Goal of the exercise: List each line of the data that holds the string "triangle".
#### Dataset records
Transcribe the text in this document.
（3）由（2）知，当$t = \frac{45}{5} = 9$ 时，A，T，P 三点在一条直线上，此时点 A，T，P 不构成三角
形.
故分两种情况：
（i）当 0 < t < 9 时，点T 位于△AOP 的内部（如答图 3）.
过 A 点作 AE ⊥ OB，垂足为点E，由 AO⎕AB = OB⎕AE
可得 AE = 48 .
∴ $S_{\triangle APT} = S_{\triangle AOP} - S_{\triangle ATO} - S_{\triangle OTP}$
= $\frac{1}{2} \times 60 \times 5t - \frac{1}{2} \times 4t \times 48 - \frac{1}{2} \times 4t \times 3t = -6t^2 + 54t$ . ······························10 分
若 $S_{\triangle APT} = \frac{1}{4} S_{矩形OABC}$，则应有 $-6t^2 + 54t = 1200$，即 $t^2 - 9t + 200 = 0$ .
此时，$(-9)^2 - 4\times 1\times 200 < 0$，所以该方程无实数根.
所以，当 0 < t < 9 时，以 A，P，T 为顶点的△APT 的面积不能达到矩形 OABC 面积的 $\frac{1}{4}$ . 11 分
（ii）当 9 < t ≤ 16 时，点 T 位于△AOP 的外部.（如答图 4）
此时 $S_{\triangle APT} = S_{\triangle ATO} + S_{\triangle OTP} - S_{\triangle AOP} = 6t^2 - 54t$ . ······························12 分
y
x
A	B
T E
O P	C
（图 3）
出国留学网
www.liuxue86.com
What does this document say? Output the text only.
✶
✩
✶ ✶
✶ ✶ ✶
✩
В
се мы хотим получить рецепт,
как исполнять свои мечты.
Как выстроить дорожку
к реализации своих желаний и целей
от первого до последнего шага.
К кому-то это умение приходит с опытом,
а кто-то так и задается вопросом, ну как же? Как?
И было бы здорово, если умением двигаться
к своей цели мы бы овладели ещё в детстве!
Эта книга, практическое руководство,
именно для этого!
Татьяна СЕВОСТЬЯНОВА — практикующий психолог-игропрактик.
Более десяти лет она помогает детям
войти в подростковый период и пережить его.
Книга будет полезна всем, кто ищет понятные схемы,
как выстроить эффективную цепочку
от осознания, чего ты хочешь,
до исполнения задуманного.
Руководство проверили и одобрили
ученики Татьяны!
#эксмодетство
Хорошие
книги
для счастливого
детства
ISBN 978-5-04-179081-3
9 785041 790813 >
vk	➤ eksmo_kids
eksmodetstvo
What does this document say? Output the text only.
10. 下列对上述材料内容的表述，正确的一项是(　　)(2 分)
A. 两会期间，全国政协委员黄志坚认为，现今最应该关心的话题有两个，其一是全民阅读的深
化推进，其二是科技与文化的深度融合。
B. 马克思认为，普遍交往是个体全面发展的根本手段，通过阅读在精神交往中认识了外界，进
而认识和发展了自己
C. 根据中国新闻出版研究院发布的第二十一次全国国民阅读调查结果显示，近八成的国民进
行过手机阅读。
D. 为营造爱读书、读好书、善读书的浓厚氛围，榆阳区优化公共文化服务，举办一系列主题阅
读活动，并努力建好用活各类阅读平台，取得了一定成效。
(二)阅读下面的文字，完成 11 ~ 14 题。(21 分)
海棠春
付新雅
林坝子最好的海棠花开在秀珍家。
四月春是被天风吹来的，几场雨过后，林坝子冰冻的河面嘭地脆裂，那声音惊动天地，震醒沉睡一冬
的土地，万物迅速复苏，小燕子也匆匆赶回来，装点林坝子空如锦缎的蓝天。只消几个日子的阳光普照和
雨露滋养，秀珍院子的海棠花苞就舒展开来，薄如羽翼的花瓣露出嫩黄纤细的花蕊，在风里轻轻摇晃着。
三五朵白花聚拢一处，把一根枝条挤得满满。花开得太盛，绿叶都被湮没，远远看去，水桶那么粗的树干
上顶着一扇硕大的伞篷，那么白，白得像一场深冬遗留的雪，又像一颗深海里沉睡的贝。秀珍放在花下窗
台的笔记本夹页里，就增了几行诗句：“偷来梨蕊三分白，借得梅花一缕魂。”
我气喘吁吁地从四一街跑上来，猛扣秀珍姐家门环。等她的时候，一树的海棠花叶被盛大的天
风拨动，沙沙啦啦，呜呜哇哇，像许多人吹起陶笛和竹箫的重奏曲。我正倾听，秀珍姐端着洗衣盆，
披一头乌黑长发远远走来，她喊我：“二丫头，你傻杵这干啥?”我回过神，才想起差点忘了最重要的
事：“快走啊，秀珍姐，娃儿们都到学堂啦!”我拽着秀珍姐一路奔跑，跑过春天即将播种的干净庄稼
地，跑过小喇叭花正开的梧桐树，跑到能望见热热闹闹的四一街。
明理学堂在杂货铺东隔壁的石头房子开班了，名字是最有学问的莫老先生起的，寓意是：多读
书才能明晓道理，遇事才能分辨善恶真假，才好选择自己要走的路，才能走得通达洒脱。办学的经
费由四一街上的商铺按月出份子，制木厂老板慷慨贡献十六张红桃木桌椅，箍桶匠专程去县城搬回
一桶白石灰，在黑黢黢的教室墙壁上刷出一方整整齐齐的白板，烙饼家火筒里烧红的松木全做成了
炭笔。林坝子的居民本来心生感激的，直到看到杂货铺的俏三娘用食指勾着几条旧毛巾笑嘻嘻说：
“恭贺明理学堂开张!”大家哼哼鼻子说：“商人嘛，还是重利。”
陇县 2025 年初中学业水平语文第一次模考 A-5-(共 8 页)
########
Solution to this task:
∴ $S_{\triangle APT} = S_{\triangle AOP} - S_{\triangle ATO} - S_{\triangle OTP}$
若 $S_{\triangle APT} = \frac{1}{4} S_{矩形OABC}$，则应有 $-6t^2 + 54t = 1200$，即 $t^2 - 9t + 200 = 0$ .
此时 $S_{\triangle APT} = S_{\triangle ATO} + S_{\triangle OTP} - S_{\triangle AOP} = 6t^2 - 54t$ . ······························12 分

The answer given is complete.